Bounding box prediction data:
--
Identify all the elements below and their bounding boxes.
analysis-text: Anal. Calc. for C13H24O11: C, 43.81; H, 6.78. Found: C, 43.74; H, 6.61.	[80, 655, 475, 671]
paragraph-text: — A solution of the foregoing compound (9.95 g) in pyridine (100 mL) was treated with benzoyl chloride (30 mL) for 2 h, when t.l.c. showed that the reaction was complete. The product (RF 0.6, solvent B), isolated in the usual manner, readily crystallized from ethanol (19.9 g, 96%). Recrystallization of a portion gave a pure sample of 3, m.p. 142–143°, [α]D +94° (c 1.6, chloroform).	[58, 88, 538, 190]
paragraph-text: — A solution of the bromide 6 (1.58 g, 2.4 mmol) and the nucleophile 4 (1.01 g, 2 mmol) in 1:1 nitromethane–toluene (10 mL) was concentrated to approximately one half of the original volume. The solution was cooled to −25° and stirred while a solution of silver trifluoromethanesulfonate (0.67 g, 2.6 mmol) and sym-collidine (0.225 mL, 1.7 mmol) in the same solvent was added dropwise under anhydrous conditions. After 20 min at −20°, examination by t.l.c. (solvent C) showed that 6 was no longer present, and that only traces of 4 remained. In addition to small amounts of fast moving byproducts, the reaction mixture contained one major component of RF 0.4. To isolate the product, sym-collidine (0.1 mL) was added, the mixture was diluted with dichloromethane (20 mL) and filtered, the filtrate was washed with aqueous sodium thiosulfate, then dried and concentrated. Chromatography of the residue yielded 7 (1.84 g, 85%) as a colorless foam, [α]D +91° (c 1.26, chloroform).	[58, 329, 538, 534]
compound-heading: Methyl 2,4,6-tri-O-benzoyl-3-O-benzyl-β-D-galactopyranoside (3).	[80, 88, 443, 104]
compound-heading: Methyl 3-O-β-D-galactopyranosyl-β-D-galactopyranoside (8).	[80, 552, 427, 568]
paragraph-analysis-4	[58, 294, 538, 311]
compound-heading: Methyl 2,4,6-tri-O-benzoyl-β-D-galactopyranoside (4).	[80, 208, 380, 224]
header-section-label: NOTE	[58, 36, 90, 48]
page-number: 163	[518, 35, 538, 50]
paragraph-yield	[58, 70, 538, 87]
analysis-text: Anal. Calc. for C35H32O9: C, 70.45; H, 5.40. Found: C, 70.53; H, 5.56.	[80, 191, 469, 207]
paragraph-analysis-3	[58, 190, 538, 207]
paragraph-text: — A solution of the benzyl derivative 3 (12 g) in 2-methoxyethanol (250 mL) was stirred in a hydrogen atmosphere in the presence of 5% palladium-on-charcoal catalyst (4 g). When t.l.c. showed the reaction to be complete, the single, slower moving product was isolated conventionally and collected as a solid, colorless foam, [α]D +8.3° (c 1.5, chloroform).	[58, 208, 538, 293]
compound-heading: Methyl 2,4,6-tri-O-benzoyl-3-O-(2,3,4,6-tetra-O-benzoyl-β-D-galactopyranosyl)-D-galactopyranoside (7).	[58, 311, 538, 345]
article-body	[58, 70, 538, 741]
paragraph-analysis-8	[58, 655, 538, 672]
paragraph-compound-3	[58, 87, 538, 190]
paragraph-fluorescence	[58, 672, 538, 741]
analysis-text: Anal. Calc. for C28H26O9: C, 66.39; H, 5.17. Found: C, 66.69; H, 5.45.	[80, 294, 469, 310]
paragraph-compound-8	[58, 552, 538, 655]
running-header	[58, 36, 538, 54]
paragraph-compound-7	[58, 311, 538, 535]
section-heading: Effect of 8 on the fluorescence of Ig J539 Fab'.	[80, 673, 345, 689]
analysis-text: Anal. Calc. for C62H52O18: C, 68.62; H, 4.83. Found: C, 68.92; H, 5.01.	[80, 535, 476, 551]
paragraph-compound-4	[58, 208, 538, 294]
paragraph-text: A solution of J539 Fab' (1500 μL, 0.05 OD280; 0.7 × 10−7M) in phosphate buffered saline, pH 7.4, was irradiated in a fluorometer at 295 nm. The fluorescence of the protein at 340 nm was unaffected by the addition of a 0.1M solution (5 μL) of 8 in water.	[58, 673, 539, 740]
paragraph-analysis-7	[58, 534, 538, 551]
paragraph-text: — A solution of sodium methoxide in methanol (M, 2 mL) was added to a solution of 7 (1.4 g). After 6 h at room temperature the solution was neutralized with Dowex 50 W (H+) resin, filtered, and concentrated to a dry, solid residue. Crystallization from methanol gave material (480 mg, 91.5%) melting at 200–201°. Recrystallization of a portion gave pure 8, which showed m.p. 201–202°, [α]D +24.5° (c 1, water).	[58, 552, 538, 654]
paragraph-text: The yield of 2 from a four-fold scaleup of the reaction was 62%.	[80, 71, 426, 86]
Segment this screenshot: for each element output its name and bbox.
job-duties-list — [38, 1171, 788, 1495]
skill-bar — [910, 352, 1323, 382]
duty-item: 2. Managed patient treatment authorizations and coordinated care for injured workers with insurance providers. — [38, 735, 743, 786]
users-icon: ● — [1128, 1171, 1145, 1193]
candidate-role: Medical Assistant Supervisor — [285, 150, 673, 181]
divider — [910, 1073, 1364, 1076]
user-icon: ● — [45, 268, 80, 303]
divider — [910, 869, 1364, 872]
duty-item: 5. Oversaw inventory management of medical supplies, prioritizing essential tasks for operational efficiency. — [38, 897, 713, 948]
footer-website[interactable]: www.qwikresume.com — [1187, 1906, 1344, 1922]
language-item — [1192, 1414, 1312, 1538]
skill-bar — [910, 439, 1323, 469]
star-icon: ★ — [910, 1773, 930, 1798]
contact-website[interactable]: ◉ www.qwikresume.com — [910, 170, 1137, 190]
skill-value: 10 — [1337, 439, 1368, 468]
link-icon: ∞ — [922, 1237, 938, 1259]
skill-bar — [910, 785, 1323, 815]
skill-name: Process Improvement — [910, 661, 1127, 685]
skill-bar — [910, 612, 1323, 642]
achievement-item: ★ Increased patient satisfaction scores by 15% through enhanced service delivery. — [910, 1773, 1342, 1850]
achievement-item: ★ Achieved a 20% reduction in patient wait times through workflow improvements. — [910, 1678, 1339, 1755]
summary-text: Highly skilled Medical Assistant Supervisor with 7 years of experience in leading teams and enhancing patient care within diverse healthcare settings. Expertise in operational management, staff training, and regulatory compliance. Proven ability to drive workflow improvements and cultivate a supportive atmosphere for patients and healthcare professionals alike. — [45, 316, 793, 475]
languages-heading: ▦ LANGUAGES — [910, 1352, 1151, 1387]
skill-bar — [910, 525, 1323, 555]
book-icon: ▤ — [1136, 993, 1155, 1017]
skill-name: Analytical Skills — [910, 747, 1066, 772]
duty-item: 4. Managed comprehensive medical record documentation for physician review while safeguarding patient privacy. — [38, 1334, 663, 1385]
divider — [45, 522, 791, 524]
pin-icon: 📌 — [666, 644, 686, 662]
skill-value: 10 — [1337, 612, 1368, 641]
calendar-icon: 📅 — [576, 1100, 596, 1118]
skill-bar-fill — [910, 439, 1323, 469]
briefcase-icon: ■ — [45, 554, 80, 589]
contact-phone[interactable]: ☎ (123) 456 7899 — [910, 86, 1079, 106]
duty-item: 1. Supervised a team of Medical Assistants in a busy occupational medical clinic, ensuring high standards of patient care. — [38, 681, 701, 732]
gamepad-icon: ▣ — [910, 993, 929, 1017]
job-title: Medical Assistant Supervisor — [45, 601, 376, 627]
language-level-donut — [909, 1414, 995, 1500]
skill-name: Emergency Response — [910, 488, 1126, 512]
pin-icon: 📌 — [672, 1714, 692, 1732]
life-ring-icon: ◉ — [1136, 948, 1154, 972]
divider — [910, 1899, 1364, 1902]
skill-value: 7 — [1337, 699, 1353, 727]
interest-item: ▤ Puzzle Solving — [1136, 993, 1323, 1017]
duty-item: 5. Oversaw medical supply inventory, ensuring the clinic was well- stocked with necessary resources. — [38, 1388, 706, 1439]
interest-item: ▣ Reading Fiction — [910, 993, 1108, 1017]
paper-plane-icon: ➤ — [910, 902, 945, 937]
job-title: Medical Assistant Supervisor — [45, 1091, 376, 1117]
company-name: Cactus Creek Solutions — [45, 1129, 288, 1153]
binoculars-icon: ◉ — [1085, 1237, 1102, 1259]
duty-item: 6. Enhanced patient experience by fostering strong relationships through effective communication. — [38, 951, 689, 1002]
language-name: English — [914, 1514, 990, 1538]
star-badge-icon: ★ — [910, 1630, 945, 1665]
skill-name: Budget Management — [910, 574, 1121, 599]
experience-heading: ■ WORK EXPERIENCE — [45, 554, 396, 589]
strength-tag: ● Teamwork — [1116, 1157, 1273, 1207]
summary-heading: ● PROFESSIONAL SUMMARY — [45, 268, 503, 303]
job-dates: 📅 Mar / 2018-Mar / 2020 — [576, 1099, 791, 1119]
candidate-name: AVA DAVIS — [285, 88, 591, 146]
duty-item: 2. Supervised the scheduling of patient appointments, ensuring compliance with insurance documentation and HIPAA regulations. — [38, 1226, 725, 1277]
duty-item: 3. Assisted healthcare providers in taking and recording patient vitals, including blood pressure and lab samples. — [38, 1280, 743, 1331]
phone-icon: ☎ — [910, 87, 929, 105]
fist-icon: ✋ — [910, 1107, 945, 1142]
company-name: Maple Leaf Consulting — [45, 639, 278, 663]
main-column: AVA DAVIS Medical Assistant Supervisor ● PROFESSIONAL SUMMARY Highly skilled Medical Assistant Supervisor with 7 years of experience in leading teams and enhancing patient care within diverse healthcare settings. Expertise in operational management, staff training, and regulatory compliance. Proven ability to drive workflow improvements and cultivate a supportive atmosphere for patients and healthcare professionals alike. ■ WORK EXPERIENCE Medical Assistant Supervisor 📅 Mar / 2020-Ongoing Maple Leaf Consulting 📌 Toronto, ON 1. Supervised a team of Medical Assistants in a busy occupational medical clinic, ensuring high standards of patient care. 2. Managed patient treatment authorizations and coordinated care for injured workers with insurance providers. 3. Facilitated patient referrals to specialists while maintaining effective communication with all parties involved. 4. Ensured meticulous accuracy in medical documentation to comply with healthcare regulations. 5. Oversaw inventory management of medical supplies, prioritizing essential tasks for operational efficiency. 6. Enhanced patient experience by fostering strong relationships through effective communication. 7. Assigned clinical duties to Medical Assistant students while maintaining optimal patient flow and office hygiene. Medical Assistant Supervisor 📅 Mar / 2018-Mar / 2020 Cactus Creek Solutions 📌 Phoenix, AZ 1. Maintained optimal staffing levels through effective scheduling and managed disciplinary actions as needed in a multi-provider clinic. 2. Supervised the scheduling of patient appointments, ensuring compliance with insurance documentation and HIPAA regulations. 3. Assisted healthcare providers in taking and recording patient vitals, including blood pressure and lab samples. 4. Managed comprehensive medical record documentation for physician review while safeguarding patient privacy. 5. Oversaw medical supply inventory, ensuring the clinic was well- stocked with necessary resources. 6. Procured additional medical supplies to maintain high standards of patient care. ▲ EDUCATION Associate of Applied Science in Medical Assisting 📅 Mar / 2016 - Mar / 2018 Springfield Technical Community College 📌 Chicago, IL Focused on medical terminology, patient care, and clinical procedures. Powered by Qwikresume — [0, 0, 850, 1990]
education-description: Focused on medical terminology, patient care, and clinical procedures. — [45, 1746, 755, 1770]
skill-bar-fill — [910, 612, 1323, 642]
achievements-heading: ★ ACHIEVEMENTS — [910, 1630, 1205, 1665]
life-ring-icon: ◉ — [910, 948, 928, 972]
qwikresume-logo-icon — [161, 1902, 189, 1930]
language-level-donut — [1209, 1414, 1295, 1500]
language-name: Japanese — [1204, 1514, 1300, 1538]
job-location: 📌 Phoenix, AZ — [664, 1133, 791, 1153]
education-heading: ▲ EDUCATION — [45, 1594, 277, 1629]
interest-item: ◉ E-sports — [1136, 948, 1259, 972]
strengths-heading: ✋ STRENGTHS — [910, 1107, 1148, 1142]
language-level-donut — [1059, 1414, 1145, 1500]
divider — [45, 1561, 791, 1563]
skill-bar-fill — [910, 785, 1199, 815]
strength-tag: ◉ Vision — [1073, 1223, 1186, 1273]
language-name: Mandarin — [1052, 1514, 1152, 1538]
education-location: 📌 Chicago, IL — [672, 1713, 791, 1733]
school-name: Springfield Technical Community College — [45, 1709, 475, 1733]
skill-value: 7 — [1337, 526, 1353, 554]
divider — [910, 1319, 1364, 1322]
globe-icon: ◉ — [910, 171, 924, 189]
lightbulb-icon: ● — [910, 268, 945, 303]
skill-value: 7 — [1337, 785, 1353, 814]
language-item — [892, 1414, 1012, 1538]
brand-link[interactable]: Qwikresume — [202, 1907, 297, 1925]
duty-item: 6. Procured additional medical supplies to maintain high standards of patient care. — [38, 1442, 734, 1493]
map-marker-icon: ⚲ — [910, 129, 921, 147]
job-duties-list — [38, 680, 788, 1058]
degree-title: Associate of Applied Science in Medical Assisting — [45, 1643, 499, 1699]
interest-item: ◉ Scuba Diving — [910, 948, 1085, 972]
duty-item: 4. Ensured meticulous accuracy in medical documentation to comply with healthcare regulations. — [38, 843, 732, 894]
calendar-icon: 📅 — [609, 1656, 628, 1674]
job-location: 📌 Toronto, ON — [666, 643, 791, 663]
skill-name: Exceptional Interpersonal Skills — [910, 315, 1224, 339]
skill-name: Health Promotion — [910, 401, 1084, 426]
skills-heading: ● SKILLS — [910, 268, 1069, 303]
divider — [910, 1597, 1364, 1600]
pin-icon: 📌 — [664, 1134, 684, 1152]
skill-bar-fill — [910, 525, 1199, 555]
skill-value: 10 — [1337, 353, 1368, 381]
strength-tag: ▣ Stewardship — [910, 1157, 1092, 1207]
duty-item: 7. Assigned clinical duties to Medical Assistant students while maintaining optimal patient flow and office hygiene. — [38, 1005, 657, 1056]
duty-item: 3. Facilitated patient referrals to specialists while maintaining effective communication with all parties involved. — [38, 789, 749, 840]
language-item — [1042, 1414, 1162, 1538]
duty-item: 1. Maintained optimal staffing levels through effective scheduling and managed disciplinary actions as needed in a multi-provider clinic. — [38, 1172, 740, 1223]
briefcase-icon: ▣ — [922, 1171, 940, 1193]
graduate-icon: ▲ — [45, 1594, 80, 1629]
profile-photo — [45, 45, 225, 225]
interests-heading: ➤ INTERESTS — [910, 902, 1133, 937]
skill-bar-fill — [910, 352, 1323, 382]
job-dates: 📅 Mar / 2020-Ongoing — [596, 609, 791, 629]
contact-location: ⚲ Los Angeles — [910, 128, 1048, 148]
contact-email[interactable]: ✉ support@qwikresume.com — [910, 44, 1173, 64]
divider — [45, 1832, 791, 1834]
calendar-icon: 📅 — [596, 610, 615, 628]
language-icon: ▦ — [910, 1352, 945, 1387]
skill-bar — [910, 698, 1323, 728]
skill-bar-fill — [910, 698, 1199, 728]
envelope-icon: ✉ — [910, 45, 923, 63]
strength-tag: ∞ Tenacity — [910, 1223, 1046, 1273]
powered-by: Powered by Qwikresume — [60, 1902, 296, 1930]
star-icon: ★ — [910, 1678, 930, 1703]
--
What the task asks: Search the records for the string "divider" and report each line that has it.

Your response:
divider — [910, 1073, 1364, 1076]
divider — [910, 869, 1364, 872]
divider — [45, 522, 791, 524]
divider — [910, 1899, 1364, 1902]
divider — [45, 1561, 791, 1563]
divider — [910, 1319, 1364, 1322]
divider — [910, 1597, 1364, 1600]
divider — [45, 1832, 791, 1834]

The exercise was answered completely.